■ Data provided
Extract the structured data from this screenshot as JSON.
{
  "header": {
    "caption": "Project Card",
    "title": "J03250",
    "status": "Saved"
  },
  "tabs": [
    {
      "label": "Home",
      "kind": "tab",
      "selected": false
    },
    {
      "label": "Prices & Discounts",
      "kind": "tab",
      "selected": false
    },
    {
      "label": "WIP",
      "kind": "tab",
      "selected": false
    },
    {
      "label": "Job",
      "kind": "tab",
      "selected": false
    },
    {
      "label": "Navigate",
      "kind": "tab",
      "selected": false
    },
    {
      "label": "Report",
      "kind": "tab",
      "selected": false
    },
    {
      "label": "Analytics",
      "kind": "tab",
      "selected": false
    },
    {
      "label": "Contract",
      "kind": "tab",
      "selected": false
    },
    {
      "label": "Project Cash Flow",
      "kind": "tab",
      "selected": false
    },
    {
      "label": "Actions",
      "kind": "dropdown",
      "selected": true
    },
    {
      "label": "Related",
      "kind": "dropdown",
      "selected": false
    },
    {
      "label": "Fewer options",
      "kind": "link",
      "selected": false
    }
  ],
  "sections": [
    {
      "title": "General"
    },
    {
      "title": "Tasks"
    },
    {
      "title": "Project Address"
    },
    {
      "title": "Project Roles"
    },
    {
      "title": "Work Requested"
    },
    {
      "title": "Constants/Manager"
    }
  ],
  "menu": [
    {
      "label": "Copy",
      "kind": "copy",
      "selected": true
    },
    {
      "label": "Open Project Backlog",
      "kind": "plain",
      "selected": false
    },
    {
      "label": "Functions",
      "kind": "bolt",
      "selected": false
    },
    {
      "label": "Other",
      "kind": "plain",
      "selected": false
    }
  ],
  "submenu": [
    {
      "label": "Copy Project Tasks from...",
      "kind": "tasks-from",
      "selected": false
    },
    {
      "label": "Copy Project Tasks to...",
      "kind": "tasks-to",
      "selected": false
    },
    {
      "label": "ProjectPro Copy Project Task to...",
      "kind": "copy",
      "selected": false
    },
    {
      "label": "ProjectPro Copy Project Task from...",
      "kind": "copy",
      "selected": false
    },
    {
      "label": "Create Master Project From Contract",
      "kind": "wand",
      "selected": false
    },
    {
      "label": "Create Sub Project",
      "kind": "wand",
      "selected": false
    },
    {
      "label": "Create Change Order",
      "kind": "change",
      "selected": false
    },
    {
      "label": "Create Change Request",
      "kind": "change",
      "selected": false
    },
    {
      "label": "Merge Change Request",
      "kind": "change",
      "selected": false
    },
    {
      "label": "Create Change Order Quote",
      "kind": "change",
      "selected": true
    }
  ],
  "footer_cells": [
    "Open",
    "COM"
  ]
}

■ What is expected
Repeat the data precisely, reproducing every entry.

■ Result of this task
Extract the structured data from this screenshot as JSON.
{
  "header": {
    "caption": "Project Card",
    "title": "J03250",
    "status": "Saved"
  },
  "tabs": [
    {
      "label": "Home",
      "kind": "tab",
      "selected": false
    },
    {
      "label": "Prices & Discounts",
      "kind": "tab",
      "selected": false
    },
    {
      "label": "WIP",
      "kind": "tab",
      "selected": false
    },
    {
      "label": "Job",
      "kind": "tab",
      "selected": false
    },
    {
      "label": "Navigate",
      "kind": "tab",
      "selected": false
    },
    {
      "label": "Report",
      "kind": "tab",
      "selected": false
    },
    {
      "label": "Analytics",
      "kind": "tab",
      "selected": false
    },
    {
      "label": "Contract",
      "kind": "tab",
      "selected": false
    },
    {
      "label": "Project Cash Flow",
      "kind": "tab",
      "selected": false
    },
    {
      "label": "Actions",
      "kind": "dropdown",
      "selected": true
    },
    {
      "label": "Related",
      "kind": "dropdown",
      "selected": false
    },
    {
      "label": "Fewer options",
      "kind": "link",
      "selected": false
    }
  ],
  "sections": [
    {
      "title": "General"
    },
    {
      "title": "Tasks"
    },
    {
      "title": "Project Address"
    },
    {
      "title": "Project Roles"
    },
    {
      "title": "Work Requested"
    },
    {
      "title": "Constants/Manager"
    }
  ],
  "menu": [
    {
      "label": "Copy",
      "kind": "copy",
      "selected": true
    },
    {
      "label": "Open Project Backlog",
      "kind": "plain",
      "selected": false
    },
    {
      "label": "Functions",
      "kind": "bolt",
      "selected": false
    },
    {
      "label": "Other",
      "kind": "plain",
      "selected": false
    }
  ],
  "submenu": [
    {
      "label": "Copy Project Tasks from...",
      "kind": "tasks-from",
      "selected": false
    },
    {
      "label": "Copy Project Tasks to...",
      "kind": "tasks-to",
      "selected": false
    },
    {
      "label": "ProjectPro Copy Project Task to...",
      "kind": "copy",
      "selected": false
    },
    {
      "label": "ProjectPro Copy Project Task from...",
      "kind": "copy",
      "selected": false
    },
    {
      "label": "Create Master Project From Contract",
      "kind": "wand",
      "selected": false
    },
    {
      "label": "Create Sub Project",
      "kind": "wand",
      "selected": false
    },
    {
      "label": "Create Change Order",
      "kind": "change",
      "selected": false
    },
    {
      "label": "Create Change Request",
      "kind": "change",
      "selected": false
    },
    {
      "label": "Merge Change Request",
      "kind": "change",
      "selected": false
    },
    {
      "label": "Create Change Order Quote",
      "kind": "change",
      "selected": true
    }
  ],
  "footer_cells": [
    "Open",
    "COM"
  ]
}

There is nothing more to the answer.